▶ _Material_
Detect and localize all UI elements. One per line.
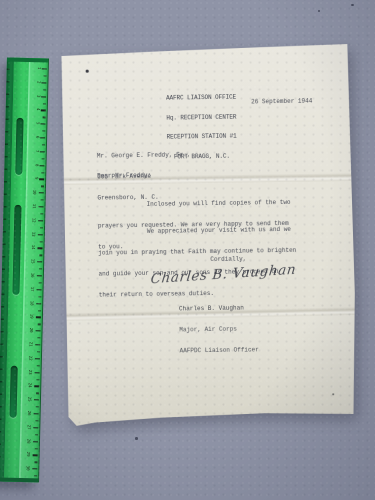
ruler-half-tick [42, 144, 45, 145]
ruler-half-tick [43, 89, 46, 90]
ruler: 1234567891011121314151617181920212223242… [0, 58, 48, 483]
ruler-tick-number: 29 [26, 452, 30, 457]
ruler-half-tick [38, 324, 41, 325]
ruler-tick-number: 15 [31, 259, 35, 264]
ruler-tick [39, 192, 44, 193]
ruler-tick-number: 2 [36, 81, 40, 84]
ruler-half-tick [40, 227, 43, 228]
ruler-tick [42, 68, 47, 69]
ruler-tick [41, 82, 46, 83]
ruler-tick-number: 28 [27, 438, 31, 443]
ruler-tick-number: 24 [28, 383, 32, 388]
ruler-half-tick [39, 282, 42, 283]
ruler-half-tick [35, 448, 38, 449]
ruler-tick [38, 248, 43, 249]
ruler-tick [36, 330, 41, 331]
ruler-tick [37, 289, 42, 290]
ruler-tick-number: 21 [29, 342, 33, 347]
ruler-tick-number: 26 [27, 411, 31, 416]
ruler-tick-number: 14 [31, 245, 35, 250]
ruler-tick [32, 468, 37, 469]
body-line: We appreciated your visit with us and we [98, 226, 296, 236]
ruler-tick-number: 23 [28, 369, 32, 374]
ruler-tick-number: 13 [31, 231, 35, 236]
closing: Cordially, [210, 255, 246, 263]
ruler-half-tick [36, 379, 39, 380]
ruler-half-tick [37, 337, 40, 338]
ruler-half-tick [41, 186, 44, 187]
ruler-half-tick [34, 462, 37, 463]
ruler-half-tick [40, 241, 43, 242]
ruler-tick-number: 7 [35, 150, 39, 153]
ruler-tick-number: 17 [30, 287, 34, 292]
ruler-tick-number: 30 [26, 466, 30, 471]
bottom-flap-shading [63, 315, 356, 427]
ruler-tick [36, 303, 41, 304]
ruler-tick [36, 317, 41, 318]
ruler-half-tick [37, 365, 40, 366]
ruler-tick [38, 206, 43, 207]
letterhead-line: AAFRC LIAISON OFFICE [153, 94, 249, 102]
ruler-tick [41, 110, 46, 111]
ruler-tick-number: 18 [30, 300, 34, 305]
ruler-tick [33, 441, 38, 442]
ruler-slot [10, 366, 18, 418]
ruler-tick [34, 399, 39, 400]
ruler-half-tick [36, 393, 39, 394]
ruler-half-tick [41, 199, 44, 200]
ruler-slot [15, 118, 23, 175]
background-speck [351, 4, 354, 6]
ruler-half-tick [36, 406, 39, 407]
ruler-tick-number: 11 [32, 204, 36, 209]
staple-hole [86, 70, 89, 73]
ruler-tick-number: 27 [27, 424, 31, 429]
ruler-tick-number: 12 [32, 218, 36, 223]
ruler-half-tick [38, 296, 41, 297]
ruler-tick [34, 386, 39, 387]
ruler-tick [35, 344, 40, 345]
ruler-half-tick [43, 117, 46, 118]
ruler-tick-number: 20 [29, 328, 33, 333]
ruler-tick-number: 4 [36, 108, 40, 111]
ruler-half-tick [42, 130, 45, 131]
ruler-tick [40, 137, 45, 138]
ruler-half-tick [41, 172, 44, 173]
ruler-tick-number: 22 [28, 355, 32, 360]
ruler-half-tick [34, 475, 37, 476]
ruler-half-tick [39, 268, 42, 269]
ruler-tick [40, 151, 45, 152]
ruler-tick [38, 220, 43, 221]
ruler-tick-number: 8 [34, 164, 38, 167]
ruler-half-tick [44, 75, 47, 76]
ruler-half-tick [38, 310, 41, 311]
ruler-half-tick [35, 420, 38, 421]
letter-date: 26 September 1944 [251, 98, 312, 106]
photo-of-letter: { "scene": { "background_color": "#8f94a… [0, 0, 375, 500]
ruler-tick [39, 165, 44, 166]
ruler-half-tick [40, 213, 43, 214]
background-speck [135, 437, 138, 440]
ruler-tick-number: 19 [29, 314, 33, 319]
ruler-slot [12, 205, 21, 295]
ruler-tick-number: 9 [34, 177, 38, 180]
ruler-tick-number: 1 [37, 67, 41, 70]
ruler-half-tick [42, 158, 45, 159]
letter-paper: AAFRC LIAISON OFFICE Hq. RECEPTION CENTE… [59, 43, 356, 429]
photo-background: AAFRC LIAISON OFFICE Hq. RECEPTION CENTE… [0, 0, 375, 500]
ruler-tick [40, 124, 45, 125]
ruler-half-tick [39, 255, 42, 256]
ruler-bottom-cap [0, 477, 38, 482]
letterhead-line: Hq. RECEPTION CENTER [153, 114, 249, 122]
ruler-tick [33, 455, 38, 456]
body-line: Inclosed you will find copies of the two [98, 199, 291, 209]
ruler-tick-number: 3 [36, 95, 40, 98]
recipient-line: Mr. George E. Freddy, Sr., [97, 151, 191, 159]
body-line: join you in praying that Faith may conti… [98, 247, 296, 257]
letter-paper-wrap: AAFRC LIAISON OFFICE Hq. RECEPTION CENTE… [59, 43, 356, 429]
background-speck [318, 10, 320, 12]
ruler-half-tick [35, 434, 38, 435]
ruler-tick [37, 261, 42, 262]
ruler-tick [35, 372, 40, 373]
ruler-tick [35, 358, 40, 359]
ruler-tick [41, 96, 46, 97]
ruler-tick-number: 16 [30, 273, 34, 278]
ruler-tick [34, 413, 39, 414]
ruler-tick-number: 25 [27, 397, 31, 402]
ruler-tick [38, 234, 43, 235]
ruler-tick-number: 10 [32, 190, 36, 195]
ruler-tick-number: 6 [35, 136, 39, 139]
ruler-tick [37, 275, 42, 276]
ruler-half-tick [37, 351, 40, 352]
ruler-half-tick [43, 103, 46, 104]
ruler-tick-number: 5 [35, 122, 39, 125]
ruler-tick [39, 179, 44, 180]
ruler-tick [33, 427, 38, 428]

▶ _What needs to be done_
In the records above, replace "ruler-tick-number" with "ruler-label" from the line with "ruler-half-tick [42, 144, 45, 145]" up to and including the line with "body-line: We appreciated", leaving everything else unchanged. Give only those lines.

▶ _Response to this exercise_
ruler-half-tick [42, 144, 45, 145]
ruler-half-tick [43, 89, 46, 90]
ruler: 1234567891011121314151617181920212223242… [0, 58, 48, 483]
ruler-label: 29 [26, 452, 30, 457]
ruler-half-tick [38, 324, 41, 325]
ruler-label: 15 [31, 259, 35, 264]
ruler-tick [39, 192, 44, 193]
ruler-label: 2 [36, 81, 40, 84]
ruler-half-tick [40, 227, 43, 228]
ruler-tick [42, 68, 47, 69]
ruler-tick [41, 82, 46, 83]
ruler-label: 28 [27, 438, 31, 443]
ruler-label: 24 [28, 383, 32, 388]
ruler-half-tick [39, 282, 42, 283]
ruler-half-tick [35, 448, 38, 449]
ruler-tick [38, 248, 43, 249]
ruler-tick [36, 330, 41, 331]
ruler-tick [37, 289, 42, 290]
ruler-label: 21 [29, 342, 33, 347]
ruler-label: 26 [27, 411, 31, 416]
ruler-label: 14 [31, 245, 35, 250]
ruler-tick [32, 468, 37, 469]
body-line: We appreciated your visit with us and we [98, 226, 296, 236]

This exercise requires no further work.